-------- Supplied records --------

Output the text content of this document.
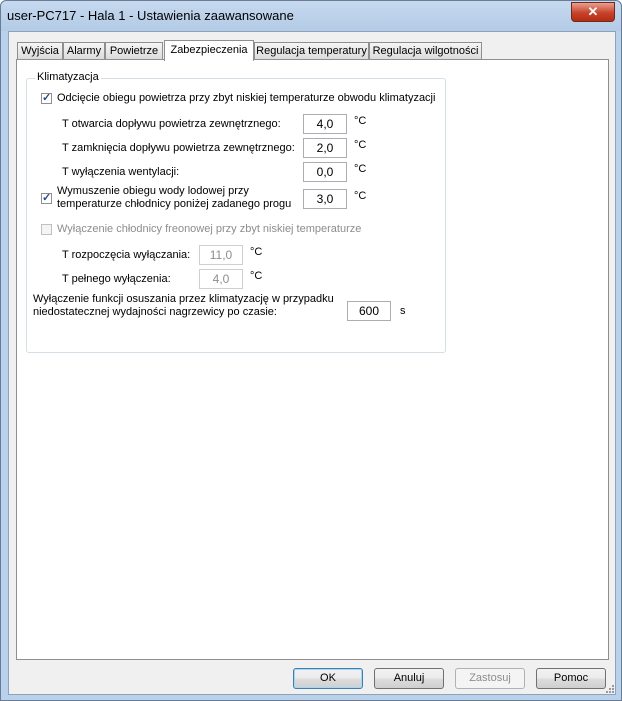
user-PC717 - Hala 1 - Ustawienia zaawansowane	✕
Wyjścia Alarmy Powietrze	Zabezpieczenia Regulacja temperatury Regulacja wilgotności
Klimatyzacja
✓
Odcięcie obiegu powietrza przy zbyt niskiej temperaturze obwodu klimatyzacji
T otwarcia dopływu powietrza zewnętrznego:
4,0	°C
T zamknięcia dopływu powietrza zewnętrznego:
2,0	°C
T wyłączenia wentylacji:
0,0	°C
✓
Wymuszenie obiegu wody lodowej przy
temperaturze chłodnicy poniżej zadanego progu
3,0
°C
Wyłączenie chłodnicy freonowej przy zbyt niskiej temperaturze
T rozpoczęcia wyłączania:
11,0	°C
T pełnego wyłączenia:
4,0	°C
Wyłączenie funkcji osuszania przez klimatyzację w przypadku
niedostatecznej wydajności nagrzewicy po czasie:
600	s
OK	Anuluj	Zastosuj	Pomoc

--------

> _What is required_:
Which lines in the data above contain "obiegu"? Show each one.

> _Task solution_:
Odcięcie obiegu powietrza przy zbyt niskiej temperaturze obwodu klimatyzacji
Wymuszenie obiegu wody lodowej przy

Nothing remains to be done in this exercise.